═══ DATA ═══

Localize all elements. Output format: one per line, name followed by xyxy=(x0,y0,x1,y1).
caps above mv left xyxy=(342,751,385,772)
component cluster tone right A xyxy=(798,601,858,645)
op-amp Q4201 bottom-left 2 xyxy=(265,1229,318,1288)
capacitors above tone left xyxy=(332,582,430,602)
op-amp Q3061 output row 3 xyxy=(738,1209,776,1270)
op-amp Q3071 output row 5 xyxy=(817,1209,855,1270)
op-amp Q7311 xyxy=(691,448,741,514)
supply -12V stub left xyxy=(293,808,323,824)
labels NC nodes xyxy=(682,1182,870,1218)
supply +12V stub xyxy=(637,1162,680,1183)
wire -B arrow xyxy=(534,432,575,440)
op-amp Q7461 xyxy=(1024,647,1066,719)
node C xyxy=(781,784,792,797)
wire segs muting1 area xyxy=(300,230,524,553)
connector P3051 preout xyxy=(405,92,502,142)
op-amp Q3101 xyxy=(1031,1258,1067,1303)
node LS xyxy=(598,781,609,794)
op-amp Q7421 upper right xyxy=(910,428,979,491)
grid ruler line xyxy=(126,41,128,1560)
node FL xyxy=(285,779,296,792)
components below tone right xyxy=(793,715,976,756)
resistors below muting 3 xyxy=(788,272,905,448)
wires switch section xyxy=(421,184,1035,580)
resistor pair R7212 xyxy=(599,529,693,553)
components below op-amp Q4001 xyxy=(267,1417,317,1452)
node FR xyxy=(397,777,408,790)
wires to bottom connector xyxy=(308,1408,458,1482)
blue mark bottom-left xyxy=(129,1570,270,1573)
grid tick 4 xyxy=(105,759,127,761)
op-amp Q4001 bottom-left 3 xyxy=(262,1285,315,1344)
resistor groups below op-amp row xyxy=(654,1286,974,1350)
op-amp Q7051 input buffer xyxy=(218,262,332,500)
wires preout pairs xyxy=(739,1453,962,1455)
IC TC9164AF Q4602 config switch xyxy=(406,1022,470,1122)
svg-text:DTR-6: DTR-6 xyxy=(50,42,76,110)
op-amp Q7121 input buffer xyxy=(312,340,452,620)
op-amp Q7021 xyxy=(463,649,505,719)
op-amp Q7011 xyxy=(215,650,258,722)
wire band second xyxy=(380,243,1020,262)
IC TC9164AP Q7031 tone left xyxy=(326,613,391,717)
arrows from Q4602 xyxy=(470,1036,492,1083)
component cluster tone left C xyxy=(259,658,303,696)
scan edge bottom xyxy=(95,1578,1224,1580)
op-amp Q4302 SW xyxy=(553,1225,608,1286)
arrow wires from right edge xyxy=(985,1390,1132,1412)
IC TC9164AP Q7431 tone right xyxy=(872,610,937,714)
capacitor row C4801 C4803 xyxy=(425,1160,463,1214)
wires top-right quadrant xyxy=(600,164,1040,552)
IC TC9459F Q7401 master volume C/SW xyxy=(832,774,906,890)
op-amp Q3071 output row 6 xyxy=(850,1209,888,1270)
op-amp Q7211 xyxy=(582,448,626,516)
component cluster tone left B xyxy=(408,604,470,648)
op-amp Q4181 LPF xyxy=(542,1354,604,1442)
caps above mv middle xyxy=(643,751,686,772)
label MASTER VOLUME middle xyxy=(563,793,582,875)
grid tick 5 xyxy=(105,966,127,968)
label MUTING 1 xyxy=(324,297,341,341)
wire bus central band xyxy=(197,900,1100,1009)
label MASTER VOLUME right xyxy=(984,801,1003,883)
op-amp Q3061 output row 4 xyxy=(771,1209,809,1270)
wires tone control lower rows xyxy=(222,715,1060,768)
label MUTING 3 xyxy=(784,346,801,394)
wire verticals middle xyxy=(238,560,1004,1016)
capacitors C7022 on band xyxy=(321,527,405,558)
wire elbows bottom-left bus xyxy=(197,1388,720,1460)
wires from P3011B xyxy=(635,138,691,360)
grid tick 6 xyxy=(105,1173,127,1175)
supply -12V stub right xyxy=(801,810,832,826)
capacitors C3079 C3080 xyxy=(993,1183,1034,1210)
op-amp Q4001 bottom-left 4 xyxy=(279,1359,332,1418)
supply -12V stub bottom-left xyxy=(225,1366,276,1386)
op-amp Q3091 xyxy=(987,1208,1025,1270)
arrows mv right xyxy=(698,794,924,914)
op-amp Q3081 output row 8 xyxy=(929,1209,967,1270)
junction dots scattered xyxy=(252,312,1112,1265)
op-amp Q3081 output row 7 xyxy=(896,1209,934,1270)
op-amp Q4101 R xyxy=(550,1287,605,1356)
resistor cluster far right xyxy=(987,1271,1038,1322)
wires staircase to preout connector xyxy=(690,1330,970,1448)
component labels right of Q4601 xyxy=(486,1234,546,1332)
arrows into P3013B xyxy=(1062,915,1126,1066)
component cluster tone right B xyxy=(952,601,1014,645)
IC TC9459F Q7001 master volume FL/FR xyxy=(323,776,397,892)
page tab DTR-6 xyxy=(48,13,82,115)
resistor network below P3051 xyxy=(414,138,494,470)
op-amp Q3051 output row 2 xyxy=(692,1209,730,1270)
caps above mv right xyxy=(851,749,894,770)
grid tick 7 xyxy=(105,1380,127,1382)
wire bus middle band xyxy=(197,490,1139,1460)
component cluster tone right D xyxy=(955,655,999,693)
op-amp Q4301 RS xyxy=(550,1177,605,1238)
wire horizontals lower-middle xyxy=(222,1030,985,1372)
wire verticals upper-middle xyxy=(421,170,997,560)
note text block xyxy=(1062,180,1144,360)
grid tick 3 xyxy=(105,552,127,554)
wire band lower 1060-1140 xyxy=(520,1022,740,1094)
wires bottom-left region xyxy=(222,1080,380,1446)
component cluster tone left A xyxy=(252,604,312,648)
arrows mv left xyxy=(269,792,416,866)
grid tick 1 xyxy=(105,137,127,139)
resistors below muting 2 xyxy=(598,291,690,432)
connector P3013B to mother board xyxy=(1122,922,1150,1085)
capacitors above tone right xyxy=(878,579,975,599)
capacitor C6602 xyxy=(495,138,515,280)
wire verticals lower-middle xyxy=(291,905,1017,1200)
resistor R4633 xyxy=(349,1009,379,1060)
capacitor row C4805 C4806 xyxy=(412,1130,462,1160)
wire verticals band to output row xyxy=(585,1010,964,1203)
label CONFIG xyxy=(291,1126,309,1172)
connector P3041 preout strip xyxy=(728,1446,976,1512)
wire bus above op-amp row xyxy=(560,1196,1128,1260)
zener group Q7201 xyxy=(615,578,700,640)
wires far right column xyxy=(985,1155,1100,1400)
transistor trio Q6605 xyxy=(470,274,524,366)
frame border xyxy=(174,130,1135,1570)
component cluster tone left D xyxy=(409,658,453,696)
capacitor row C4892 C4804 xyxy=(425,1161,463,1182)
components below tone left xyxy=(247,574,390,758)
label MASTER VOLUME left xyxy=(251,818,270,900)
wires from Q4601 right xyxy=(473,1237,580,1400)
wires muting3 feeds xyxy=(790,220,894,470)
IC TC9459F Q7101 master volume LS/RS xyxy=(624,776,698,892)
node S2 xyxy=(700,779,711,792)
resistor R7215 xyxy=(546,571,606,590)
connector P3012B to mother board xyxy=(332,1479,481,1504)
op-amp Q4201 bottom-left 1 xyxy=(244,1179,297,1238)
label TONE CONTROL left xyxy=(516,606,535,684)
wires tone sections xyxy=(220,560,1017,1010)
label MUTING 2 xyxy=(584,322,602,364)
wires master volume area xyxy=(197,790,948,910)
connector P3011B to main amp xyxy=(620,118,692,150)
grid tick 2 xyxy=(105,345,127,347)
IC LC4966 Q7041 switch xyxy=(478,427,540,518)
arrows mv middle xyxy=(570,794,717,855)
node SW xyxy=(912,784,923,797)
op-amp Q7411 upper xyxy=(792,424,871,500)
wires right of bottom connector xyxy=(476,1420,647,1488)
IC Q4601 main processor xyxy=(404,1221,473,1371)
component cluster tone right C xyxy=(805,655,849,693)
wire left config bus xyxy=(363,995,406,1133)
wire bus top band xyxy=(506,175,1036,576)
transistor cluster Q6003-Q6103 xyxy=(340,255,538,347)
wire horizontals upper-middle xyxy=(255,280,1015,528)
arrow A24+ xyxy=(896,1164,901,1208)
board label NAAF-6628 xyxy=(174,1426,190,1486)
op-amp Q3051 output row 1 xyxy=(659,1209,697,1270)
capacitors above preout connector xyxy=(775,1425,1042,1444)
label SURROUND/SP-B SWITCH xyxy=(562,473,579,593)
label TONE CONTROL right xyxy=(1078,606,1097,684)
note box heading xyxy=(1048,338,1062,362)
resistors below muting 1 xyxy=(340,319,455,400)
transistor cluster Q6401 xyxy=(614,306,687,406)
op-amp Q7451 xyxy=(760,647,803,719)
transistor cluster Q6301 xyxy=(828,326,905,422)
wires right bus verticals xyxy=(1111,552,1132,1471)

═══

Reproduce the entries word for word, from the very first line through the line that contains "supply +12V stub xyxy=(637,1162,680,1183)", with that line included.

> **WRITTEN SOLUTION**
Localize all elements. Output format: one per line, name followed by xyxy=(x0,y0,x1,y1).
caps above mv left xyxy=(342,751,385,772)
component cluster tone right A xyxy=(798,601,858,645)
op-amp Q4201 bottom-left 2 xyxy=(265,1229,318,1288)
capacitors above tone left xyxy=(332,582,430,602)
op-amp Q3061 output row 3 xyxy=(738,1209,776,1270)
op-amp Q3071 output row 5 xyxy=(817,1209,855,1270)
op-amp Q7311 xyxy=(691,448,741,514)
supply -12V stub left xyxy=(293,808,323,824)
labels NC nodes xyxy=(682,1182,870,1218)
supply +12V stub xyxy=(637,1162,680,1183)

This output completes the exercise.